Return the records that follow, matching each one exactly.
....
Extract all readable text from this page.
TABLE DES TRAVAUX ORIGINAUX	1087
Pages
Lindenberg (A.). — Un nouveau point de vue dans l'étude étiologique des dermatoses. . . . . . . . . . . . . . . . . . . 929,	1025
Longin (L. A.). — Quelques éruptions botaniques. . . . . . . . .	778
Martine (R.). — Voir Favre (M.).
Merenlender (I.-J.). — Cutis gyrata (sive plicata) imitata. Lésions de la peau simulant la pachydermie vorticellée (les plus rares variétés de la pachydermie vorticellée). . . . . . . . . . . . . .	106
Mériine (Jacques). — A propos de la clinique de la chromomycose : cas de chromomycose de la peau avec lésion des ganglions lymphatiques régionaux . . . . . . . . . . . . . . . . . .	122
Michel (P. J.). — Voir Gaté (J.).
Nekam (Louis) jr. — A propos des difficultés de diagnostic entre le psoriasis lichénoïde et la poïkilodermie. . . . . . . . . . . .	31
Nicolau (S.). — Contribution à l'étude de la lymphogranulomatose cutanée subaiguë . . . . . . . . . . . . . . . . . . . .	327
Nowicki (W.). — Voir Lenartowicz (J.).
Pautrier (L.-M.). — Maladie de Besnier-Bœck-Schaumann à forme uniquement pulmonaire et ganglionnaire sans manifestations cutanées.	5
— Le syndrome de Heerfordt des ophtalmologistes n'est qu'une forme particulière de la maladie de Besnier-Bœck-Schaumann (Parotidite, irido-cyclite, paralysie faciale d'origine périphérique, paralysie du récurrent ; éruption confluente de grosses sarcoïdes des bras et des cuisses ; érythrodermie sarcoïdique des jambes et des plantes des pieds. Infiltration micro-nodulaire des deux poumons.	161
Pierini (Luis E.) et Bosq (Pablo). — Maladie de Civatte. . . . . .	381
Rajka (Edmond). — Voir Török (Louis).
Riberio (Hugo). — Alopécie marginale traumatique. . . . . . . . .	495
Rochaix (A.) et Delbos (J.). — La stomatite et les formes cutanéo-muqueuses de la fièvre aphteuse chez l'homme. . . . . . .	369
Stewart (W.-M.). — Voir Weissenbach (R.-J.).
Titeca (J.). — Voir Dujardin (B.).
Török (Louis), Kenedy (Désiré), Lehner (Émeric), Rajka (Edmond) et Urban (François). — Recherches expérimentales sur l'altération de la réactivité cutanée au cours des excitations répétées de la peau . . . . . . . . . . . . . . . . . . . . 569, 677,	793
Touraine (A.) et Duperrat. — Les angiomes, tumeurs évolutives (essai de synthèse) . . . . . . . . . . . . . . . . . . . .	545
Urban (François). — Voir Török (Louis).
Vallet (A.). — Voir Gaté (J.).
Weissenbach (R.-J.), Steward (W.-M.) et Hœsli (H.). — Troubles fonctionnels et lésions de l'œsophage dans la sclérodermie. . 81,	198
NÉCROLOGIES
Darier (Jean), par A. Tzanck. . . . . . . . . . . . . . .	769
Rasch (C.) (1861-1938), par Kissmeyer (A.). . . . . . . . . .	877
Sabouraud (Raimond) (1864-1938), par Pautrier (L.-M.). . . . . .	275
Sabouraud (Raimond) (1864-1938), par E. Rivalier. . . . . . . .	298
....
**Response to this exercise:**
Extract all readable text from this page.
TABLE DES TRAVAUX ORIGINAUX	1087
Pages
Lindenberg (A.). — Un nouveau point de vue dans l'étude étiologique des dermatoses. . . . . . . . . . . . . . . . . . . 929,	1025
Longin (L. A.). — Quelques éruptions botaniques. . . . . . . . .	778
Martine (R.). — Voir Favre (M.).
Merenlender (I.-J.). — Cutis gyrata (sive plicata) imitata. Lésions de la peau simulant la pachydermie vorticellée (les plus rares variétés de la pachydermie vorticellée). . . . . . . . . . . . . .	106
Mériine (Jacques). — A propos de la clinique de la chromomycose : cas de chromomycose de la peau avec lésion des ganglions lymphatiques régionaux . . . . . . . . . . . . . . . . . .	122
Michel (P. J.). — Voir Gaté (J.).
Nekam (Louis) jr. — A propos des difficultés de diagnostic entre le psoriasis lichénoïde et la poïkilodermie. . . . . . . . . . . .	31
Nicolau (S.). — Contribution à l'étude de la lymphogranulomatose cutanée subaiguë . . . . . . . . . . . . . . . . . . . .	327
Nowicki (W.). — Voir Lenartowicz (J.).
Pautrier (L.-M.). — Maladie de Besnier-Bœck-Schaumann à forme uniquement pulmonaire et ganglionnaire sans manifestations cutanées.	5
— Le syndrome de Heerfordt des ophtalmologistes n'est qu'une forme particulière de la maladie de Besnier-Bœck-Schaumann (Parotidite, irido-cyclite, paralysie faciale d'origine périphérique, paralysie du récurrent ; éruption confluente de grosses sarcoïdes des bras et des cuisses ; érythrodermie sarcoïdique des jambes et des plantes des pieds. Infiltration micro-nodulaire des deux poumons.	161
Pierini (Luis E.) et Bosq (Pablo). — Maladie de Civatte. . . . . .	381
Rajka (Edmond). — Voir Török (Louis).
Riberio (Hugo). — Alopécie marginale traumatique. . . . . . . . .	495
Rochaix (A.) et Delbos (J.). — La stomatite et les formes cutanéo-muqueuses de la fièvre aphteuse chez l'homme. . . . . . .	369
Stewart (W.-M.). — Voir Weissenbach (R.-J.).
Titeca (J.). — Voir Dujardin (B.).
Török (Louis), Kenedy (Désiré), Lehner (Émeric), Rajka (Edmond) et Urban (François). — Recherches expérimentales sur l'altération de la réactivité cutanée au cours des excitations répétées de la peau . . . . . . . . . . . . . . . . . . . . 569, 677,	793
Touraine (A.) et Duperrat. — Les angiomes, tumeurs évolutives (essai de synthèse) . . . . . . . . . . . . . . . . . . . .	545
Urban (François). — Voir Török (Louis).
Vallet (A.). — Voir Gaté (J.).
Weissenbach (R.-J.), Steward (W.-M.) et Hœsli (H.). — Troubles fonctionnels et lésions de l'œsophage dans la sclérodermie. . 81,	198
NÉCROLOGIES
Darier (Jean), par A. Tzanck. . . . . . . . . . . . . . .	769
Rasch (C.) (1861-1938), par Kissmeyer (A.). . . . . . . . . .	877
Sabouraud (Raimond) (1864-1938), par Pautrier (L.-M.). . . . . .	275
Sabouraud (Raimond) (1864-1938), par E. Rivalier. . . . . . . .	298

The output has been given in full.